» **Information given**
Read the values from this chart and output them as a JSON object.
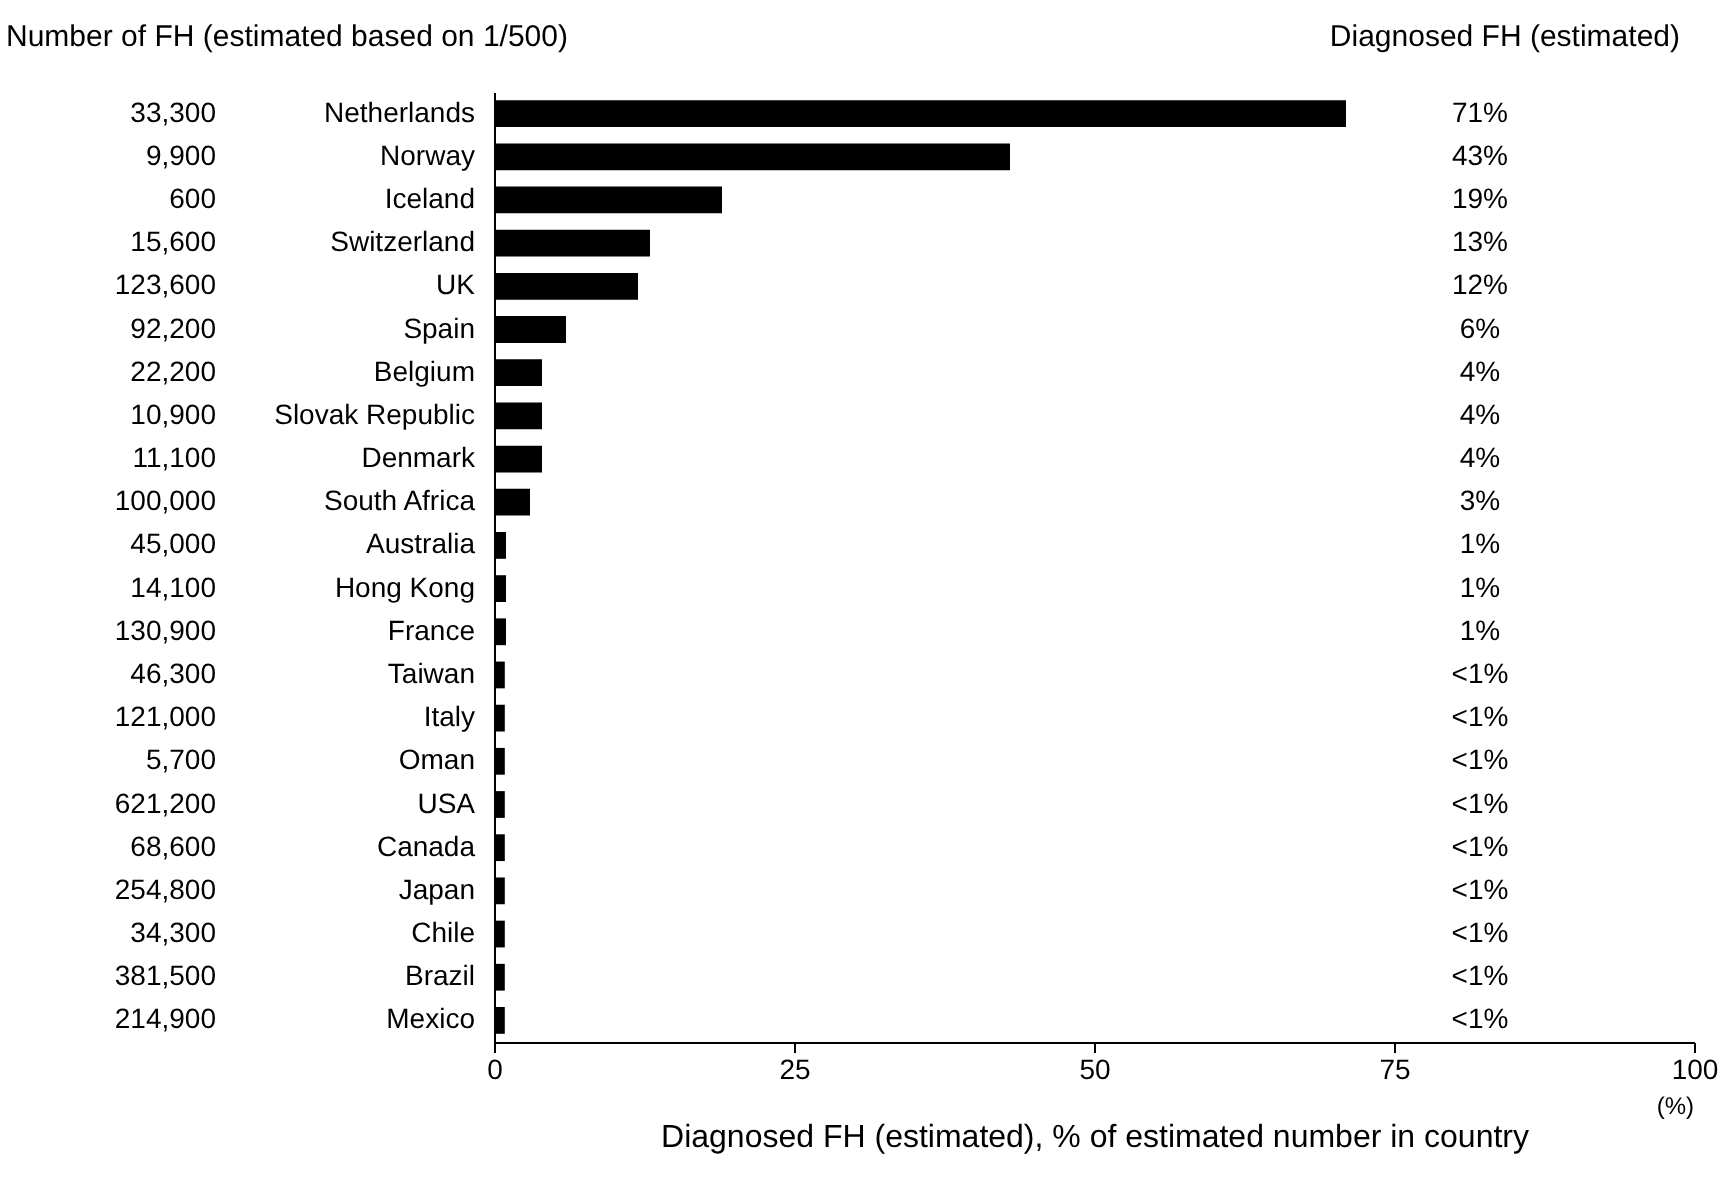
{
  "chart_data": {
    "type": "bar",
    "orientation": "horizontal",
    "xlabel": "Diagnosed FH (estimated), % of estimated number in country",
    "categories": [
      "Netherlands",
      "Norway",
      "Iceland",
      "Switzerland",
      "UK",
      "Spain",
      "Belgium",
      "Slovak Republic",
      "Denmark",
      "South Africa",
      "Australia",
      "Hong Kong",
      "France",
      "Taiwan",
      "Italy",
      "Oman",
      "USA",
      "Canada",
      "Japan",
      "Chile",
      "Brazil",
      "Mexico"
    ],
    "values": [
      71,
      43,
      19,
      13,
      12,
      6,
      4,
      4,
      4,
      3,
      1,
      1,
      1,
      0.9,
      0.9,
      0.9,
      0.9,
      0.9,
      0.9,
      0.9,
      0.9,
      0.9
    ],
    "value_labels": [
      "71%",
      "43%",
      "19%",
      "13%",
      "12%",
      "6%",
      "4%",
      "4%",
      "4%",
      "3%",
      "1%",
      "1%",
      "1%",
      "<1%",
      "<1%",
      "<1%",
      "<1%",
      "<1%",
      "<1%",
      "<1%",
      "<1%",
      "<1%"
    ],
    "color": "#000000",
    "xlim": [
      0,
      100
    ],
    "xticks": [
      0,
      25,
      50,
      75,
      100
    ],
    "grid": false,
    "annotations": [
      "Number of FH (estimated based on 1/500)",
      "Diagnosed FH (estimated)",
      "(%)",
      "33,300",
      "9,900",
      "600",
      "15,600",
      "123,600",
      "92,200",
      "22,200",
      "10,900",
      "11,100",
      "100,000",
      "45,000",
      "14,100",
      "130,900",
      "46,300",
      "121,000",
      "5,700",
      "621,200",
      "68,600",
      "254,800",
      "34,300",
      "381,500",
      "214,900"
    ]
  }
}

» **Exercise task**
Make an exact reproduction of the listing above, without any pictures.

» **Expected output**
Read the values from this chart and output them as a JSON object.
{
  "chart_data": {
    "type": "bar",
    "orientation": "horizontal",
    "xlabel": "Diagnosed FH (estimated), % of estimated number in country",
    "categories": [
      "Netherlands",
      "Norway",
      "Iceland",
      "Switzerland",
      "UK",
      "Spain",
      "Belgium",
      "Slovak Republic",
      "Denmark",
      "South Africa",
      "Australia",
      "Hong Kong",
      "France",
      "Taiwan",
      "Italy",
      "Oman",
      "USA",
      "Canada",
      "Japan",
      "Chile",
      "Brazil",
      "Mexico"
    ],
    "values": [
      71,
      43,
      19,
      13,
      12,
      6,
      4,
      4,
      4,
      3,
      1,
      1,
      1,
      0.9,
      0.9,
      0.9,
      0.9,
      0.9,
      0.9,
      0.9,
      0.9,
      0.9
    ],
    "value_labels": [
      "71%",
      "43%",
      "19%",
      "13%",
      "12%",
      "6%",
      "4%",
      "4%",
      "4%",
      "3%",
      "1%",
      "1%",
      "1%",
      "<1%",
      "<1%",
      "<1%",
      "<1%",
      "<1%",
      "<1%",
      "<1%",
      "<1%",
      "<1%"
    ],
    "color": "#000000",
    "xlim": [
      0,
      100
    ],
    "xticks": [
      0,
      25,
      50,
      75,
      100
    ],
    "grid": false,
    "annotations": [
      "Number of FH (estimated based on 1/500)",
      "Diagnosed FH (estimated)",
      "(%)",
      "33,300",
      "9,900",
      "600",
      "15,600",
      "123,600",
      "92,200",
      "22,200",
      "10,900",
      "11,100",
      "100,000",
      "45,000",
      "14,100",
      "130,900",
      "46,300",
      "121,000",
      "5,700",
      "621,200",
      "68,600",
      "254,800",
      "34,300",
      "381,500",
      "214,900"
    ]
  }
}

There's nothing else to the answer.